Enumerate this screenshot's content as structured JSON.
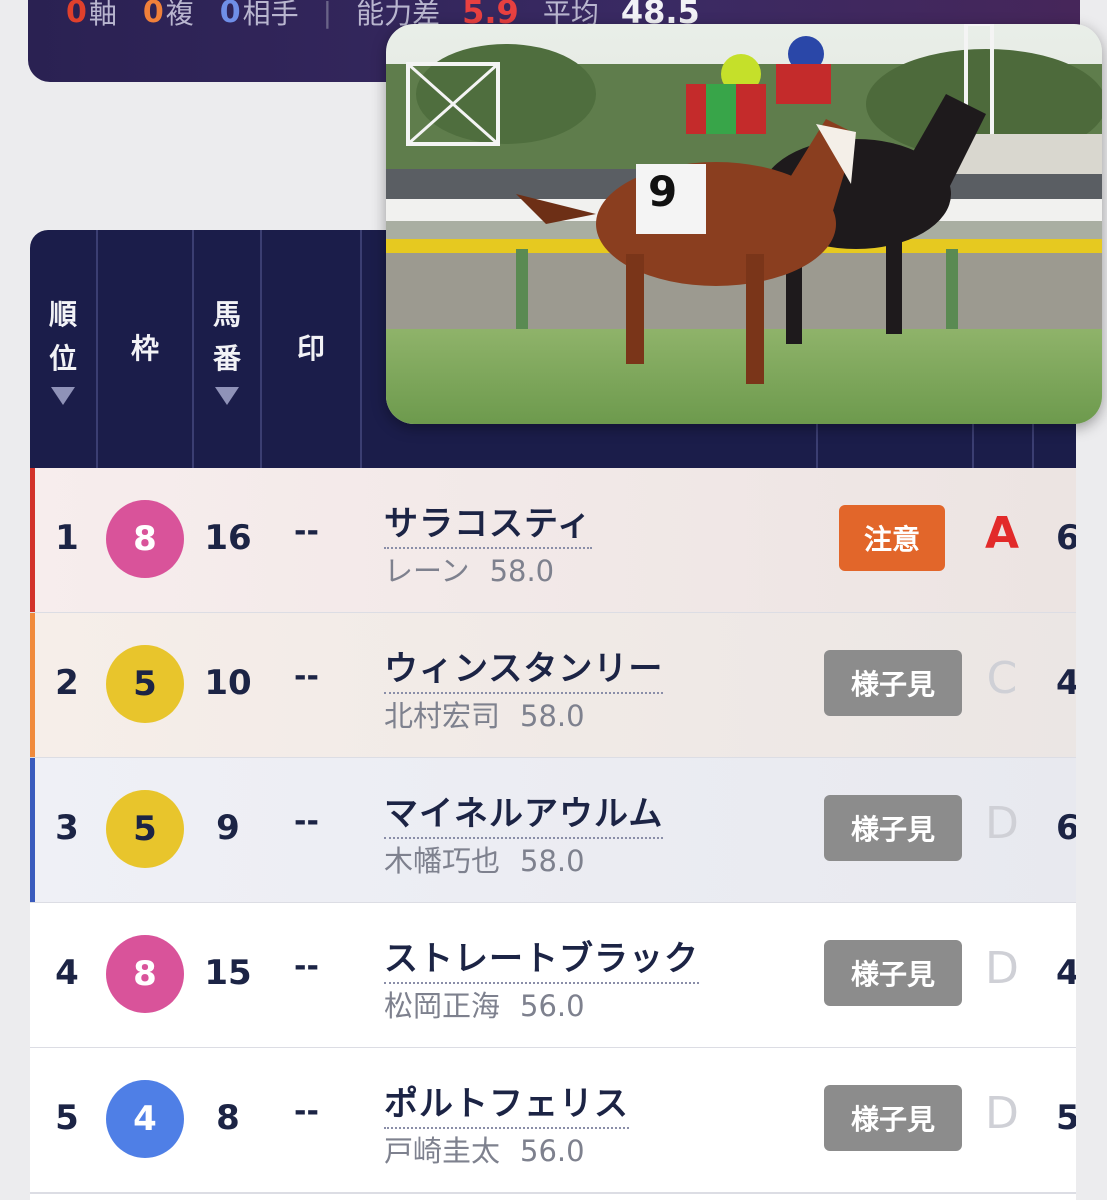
{
  "summary": {
    "jiku_count": "0",
    "jiku_label": "軸",
    "fuku_count": "0",
    "fuku_label": "複",
    "aite_count": "0",
    "aite_label": "相手",
    "separator": "|",
    "ability_diff_label": "能力差",
    "ability_diff_value": "5.9",
    "average_label": "平均",
    "average_value": "48.5"
  },
  "headers": {
    "rank": [
      "順",
      "位"
    ],
    "waku": "枠",
    "umaban": [
      "馬",
      "番"
    ],
    "mark": "印"
  },
  "colors": {
    "waku_8": "#d9539a",
    "waku_5": "#e8c52c",
    "waku_4": "#4f7fe6",
    "accent_1": "#d2322a",
    "accent_2": "#f08a3c",
    "accent_3": "#3a5bbd"
  },
  "rows": [
    {
      "rank": "1",
      "waku": "8",
      "umaban": "16",
      "mark": "--",
      "horse": "サラコスティ",
      "jockey": "レーン",
      "weight": "58.0",
      "badge": "注意",
      "grade": "A",
      "edge": "6"
    },
    {
      "rank": "2",
      "waku": "5",
      "umaban": "10",
      "mark": "--",
      "horse": "ウィンスタンリー",
      "jockey": "北村宏司",
      "weight": "58.0",
      "badge": "様子見",
      "grade": "C",
      "edge": "4"
    },
    {
      "rank": "3",
      "waku": "5",
      "umaban": "9",
      "mark": "--",
      "horse": "マイネルアウルム",
      "jockey": "木幡巧也",
      "weight": "58.0",
      "badge": "様子見",
      "grade": "D",
      "edge": "6"
    },
    {
      "rank": "4",
      "waku": "8",
      "umaban": "15",
      "mark": "--",
      "horse": "ストレートブラック",
      "jockey": "松岡正海",
      "weight": "56.0",
      "badge": "様子見",
      "grade": "D",
      "edge": "4"
    },
    {
      "rank": "5",
      "waku": "4",
      "umaban": "8",
      "mark": "--",
      "horse": "ポルトフェリス",
      "jockey": "戸崎圭太",
      "weight": "56.0",
      "badge": "様子見",
      "grade": "D",
      "edge": "5"
    }
  ],
  "video": {
    "saddle_number": "9"
  }
}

◇ ◇ ◇

Instructions to follow:
Give the entries again word for word, but skip the pictures.

Result of this exercise:
Enumerate this screenshot's content as structured JSON.
{
  "summary": {
    "jiku_count": "0",
    "jiku_label": "軸",
    "fuku_count": "0",
    "fuku_label": "複",
    "aite_count": "0",
    "aite_label": "相手",
    "separator": "|",
    "ability_diff_label": "能力差",
    "ability_diff_value": "5.9",
    "average_label": "平均",
    "average_value": "48.5"
  },
  "headers": {
    "rank": [
      "順",
      "位"
    ],
    "waku": "枠",
    "umaban": [
      "馬",
      "番"
    ],
    "mark": "印"
  },
  "colors": {
    "waku_8": "#d9539a",
    "waku_5": "#e8c52c",
    "waku_4": "#4f7fe6",
    "accent_1": "#d2322a",
    "accent_2": "#f08a3c",
    "accent_3": "#3a5bbd"
  },
  "rows": [
    {
      "rank": "1",
      "waku": "8",
      "umaban": "16",
      "mark": "--",
      "horse": "サラコスティ",
      "jockey": "レーン",
      "weight": "58.0",
      "badge": "注意",
      "grade": "A",
      "edge": "6"
    },
    {
      "rank": "2",
      "waku": "5",
      "umaban": "10",
      "mark": "--",
      "horse": "ウィンスタンリー",
      "jockey": "北村宏司",
      "weight": "58.0",
      "badge": "様子見",
      "grade": "C",
      "edge": "4"
    },
    {
      "rank": "3",
      "waku": "5",
      "umaban": "9",
      "mark": "--",
      "horse": "マイネルアウルム",
      "jockey": "木幡巧也",
      "weight": "58.0",
      "badge": "様子見",
      "grade": "D",
      "edge": "6"
    },
    {
      "rank": "4",
      "waku": "8",
      "umaban": "15",
      "mark": "--",
      "horse": "ストレートブラック",
      "jockey": "松岡正海",
      "weight": "56.0",
      "badge": "様子見",
      "grade": "D",
      "edge": "4"
    },
    {
      "rank": "5",
      "waku": "4",
      "umaban": "8",
      "mark": "--",
      "horse": "ポルトフェリス",
      "jockey": "戸崎圭太",
      "weight": "56.0",
      "badge": "様子見",
      "grade": "D",
      "edge": "5"
    }
  ],
  "video": {
    "saddle_number": "9"
  }
}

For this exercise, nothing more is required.